EXCERPT PROVIDED ▸
I think I will do what Schol-R-LEA suggested, since it seems the most sensible to me at the moment. The type is indeed a property of the value.

However, semantic analysis is something I will need to do, since the compiler has to ensure, for example, that you are not dividing with zero, or that the returned value of the expression at the right size of the "=" fits in the variable at the left size of the "=". I know this can and will be complex when eventually writing the compiler, but the benefits are overwhelming.

MichaelFarthing wrote:
Ideally, of course, the compiler will eventually be written in the language itself, which is a superb test. However, what do you intend to use to get up the compiler initially?
Since I plan to use the language to write the OS eventually, I will need to make a cross-compiler that runs from Linux. When the OS is somewhat mature, I will write the native compiler, which will be written in this language.


Since the initial question has been answered, I think I could speak a bit about the language as a whole. To start, I am going to call it G, since there is no systems programming language called like that, as far as I can tell. There are however other languages called G, but they are mostly domain specific and not well-known.

My general intention is to make programmer errors harder. I am aware this may annoy programmers when trying to get used to it, but I am also aware it will reduce debugging time, since errors will be more rare. Consider a divide-by-zero error. If the compiler can't ensure the divisor is non-zero, it will error right at compilation time. Consider now an out-of-bounds error, which involves using a variable as an index to access an element of a 12-element array. If the variable has the value 12 or greater, or is negative, it will definitely result in an error which, unlike the divide-by-zero error, may not even be evident at runtime. The compiler should be able to ensure the variable is in range in order to compile the code.

There should also be as much as possible well-defined behaviour. Out in the wild there are many programmers relying on undefined behaviour, and this can cause breakage of their programs on different compilers, or even on different versions of the same compiler. It is evident that even experienced programmers put much time into writing code carefully in order not to invoke undefined behaviour. A common case for undefined behaviour is uninitialised variables, and this is something I would rather forbid right from its roots (except for accessing values through pointers, where the compiler can't do anything at compile time). Another option would be to implicitly initialise to zero.

THE RECORDS ▸
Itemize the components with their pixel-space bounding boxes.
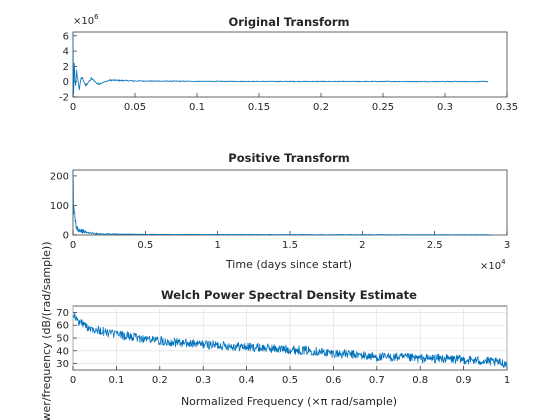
y-tick-label: 50 (56, 334, 69, 345)
x-tick-label: 0.3 (437, 102, 453, 113)
y-axis-label-welch: Power/frequency (dB/(rad/sample)) (40, 242, 53, 420)
y-tick-label: 70 (56, 308, 69, 319)
x-tick-label: 1 (504, 375, 510, 386)
x-multiplier-positive: ×104 (480, 258, 506, 272)
x-tick-label: 0.1 (189, 102, 205, 113)
x-tick-label: 2.5 (427, 240, 443, 251)
x-axis-ticks-positive: 0 0.5 1 1.5 2 2.5 3 (70, 231, 510, 251)
panel-positive-transform: Positive Transform 0 100 200 0 0.5 1 1.5 2 2.5 3… (50, 151, 510, 272)
y-tick-label: 2 (63, 62, 69, 73)
x-tick-label: 0.8 (412, 375, 428, 386)
series-line-welch (73, 312, 508, 369)
chart-title-welch-psd: Welch Power Spectral Density Estimate (161, 288, 417, 302)
y-tick-label: 0 (63, 231, 69, 242)
y-tick-label: 100 (50, 201, 69, 212)
x-tick-label: 0.1 (108, 375, 124, 386)
y-axis-ticks-positive: 0 100 200 (50, 171, 77, 242)
y-tick-label: 60 (56, 321, 69, 332)
series-line-positive (72, 169, 493, 236)
y-tick-label: 0 (63, 77, 69, 88)
chart-title-positive-transform: Positive Transform (228, 151, 349, 165)
y-tick-label: -2 (59, 93, 69, 104)
series-line-original (72, 31, 489, 95)
panel-welch-psd: Welch Power Spectral Density Estimate 30… (40, 242, 510, 420)
x-axis-ticks-original: 0 0.05 0.1 0.15 0.2 0.25 0.3 0.35 (70, 93, 518, 113)
x-tick-label: 0.6 (325, 375, 341, 386)
y-tick-label: 40 (56, 346, 69, 357)
x-tick-label: 0.5 (137, 240, 153, 251)
x-axis-label-welch: Normalized Frequency (×π rad/sample) (181, 395, 397, 408)
x-tick-label: 0.2 (152, 375, 168, 386)
x-tick-label: 0.2 (313, 102, 329, 113)
plot-area-positive (72, 169, 508, 236)
chart-title-original-transform: Original Transform (228, 15, 349, 29)
y-tick-label: 4 (63, 47, 69, 58)
x-tick-label: 0.5 (282, 375, 298, 386)
x-tick-label: 0.15 (248, 102, 270, 113)
x-tick-label: 0.25 (372, 102, 394, 113)
x-tick-label: 1 (214, 240, 220, 251)
y-tick-label: 6 (63, 31, 69, 42)
y-tick-label: 30 (56, 359, 69, 370)
x-tick-label: 0.35 (496, 102, 518, 113)
y-tick-label: 200 (50, 171, 69, 182)
x-tick-label: 0 (70, 375, 76, 386)
x-axis-label-positive: Time (days since start) (225, 258, 352, 271)
x-tick-label: 3 (504, 240, 510, 251)
x-tick-label: 0.9 (456, 375, 472, 386)
x-tick-label: 0.05 (124, 102, 146, 113)
x-tick-label: 0 (70, 240, 76, 251)
x-tick-label: 2 (359, 240, 365, 251)
plot-area-original (72, 31, 508, 98)
x-tick-label: 0.3 (195, 375, 211, 386)
x-tick-label: 0.4 (239, 375, 255, 386)
x-tick-label: 0.7 (369, 375, 385, 386)
x-axis-ticks-welch: 0 0.1 0.2 0.3 0.4 0.5 0.6 0.7 0.8 0.9 1 (70, 366, 510, 386)
x-tick-label: 1.5 (282, 240, 298, 251)
x-tick-label: 0 (70, 102, 76, 113)
y-multiplier-original: ×106 (73, 13, 99, 27)
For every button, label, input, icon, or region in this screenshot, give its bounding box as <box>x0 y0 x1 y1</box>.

WHAT YOU NEED TO DO ▸
[1] From the rows, return every line starting at the one containing "y-tick-label: 50 (56, 334, 69, 345)" and ending at the one containing "panel-welch-psd: Welch Power", reproducing each line unchanged.
[2] Take the forum post about designing the systems programming language G further, picking up right after its final sentence.
The text and the rows have no connection to each other.

OUTPUTS BY TASK ▸
[1]
y-tick-label: 50 (56, 334, 69, 345)
x-tick-label: 0.3 (437, 102, 453, 113)
y-axis-label-welch: Power/frequency (dB/(rad/sample)) (40, 242, 53, 420)
y-tick-label: 70 (56, 308, 69, 319)
x-tick-label: 1 (504, 375, 510, 386)
x-multiplier-positive: ×104 (480, 258, 506, 272)
x-tick-label: 0.1 (189, 102, 205, 113)
x-tick-label: 2.5 (427, 240, 443, 251)
x-axis-ticks-positive: 0 0.5 1 1.5 2 2.5 3 (70, 231, 510, 251)
panel-positive-transform: Positive Transform 0 100 200 0 0.5 1 1.5 2 2.5 3… (50, 151, 510, 272)
y-tick-label: 2 (63, 62, 69, 73)
x-tick-label: 0.8 (412, 375, 428, 386)
series-line-welch (73, 312, 508, 369)
chart-title-welch-psd: Welch Power Spectral Density Estimate (161, 288, 417, 302)
y-tick-label: 0 (63, 231, 69, 242)
y-tick-label: 100 (50, 201, 69, 212)
x-tick-label: 0.1 (108, 375, 124, 386)
y-axis-ticks-positive: 0 100 200 (50, 171, 77, 242)
y-tick-label: 60 (56, 321, 69, 332)
series-line-positive (72, 169, 493, 236)
y-tick-label: 0 (63, 77, 69, 88)
chart-title-positive-transform: Positive Transform (228, 151, 349, 165)
y-tick-label: -2 (59, 93, 69, 104)
series-line-original (72, 31, 489, 95)
panel-welch-psd: Welch Power Spectral Density Estimate 30… (40, 242, 510, 420)

[2]
I am thinking of having allowed ranges for variables. A variable representing a weekday would have a range equal to [0, 6] or [1, 7], depending on what you like. Trying to assign the value 8 to it would result in an error, since 8 is out of range.

It should somehow be possible to have bounded arrays starting at some hardcoded address. An example of this is the VGA text buffer, which always starts at 0x000B8000, and is of bounded size. Maybe it could be specified if the curly brackets were omitted in case of specifying an address instead of array elements.

Having multiple types that eventually represent the same type is something I also want to get rid of. In the G language there will be only two cases when something like this will be needed; usize which is a type sized equally to the native machine word size will either be the same as u16, u32 or u64 depending on the target architecture, and isize which is a type sized equally to the native machine word size will either be the same as i16, i32 or i64 depending on the target architecture.

Booleans should not be built on top of integers like in C. Consider the "a + (b == c)" expression. Is there any real use for it?

I plan on having no standard language API as we know it. In C, there are many interfaces that may influence many aspects of OS design. I aim instead for the G language to be mostly independent from the OS-specific standard interfaces.

And, for topping out, I plan having functions that will easily return multiple values. Some people may argue this is syntactical sugar, but I would rather disagree.

This is, in a nutshell, the proposed design. Feel free to discuss about it. I would like to get some feedback and/or more ideas.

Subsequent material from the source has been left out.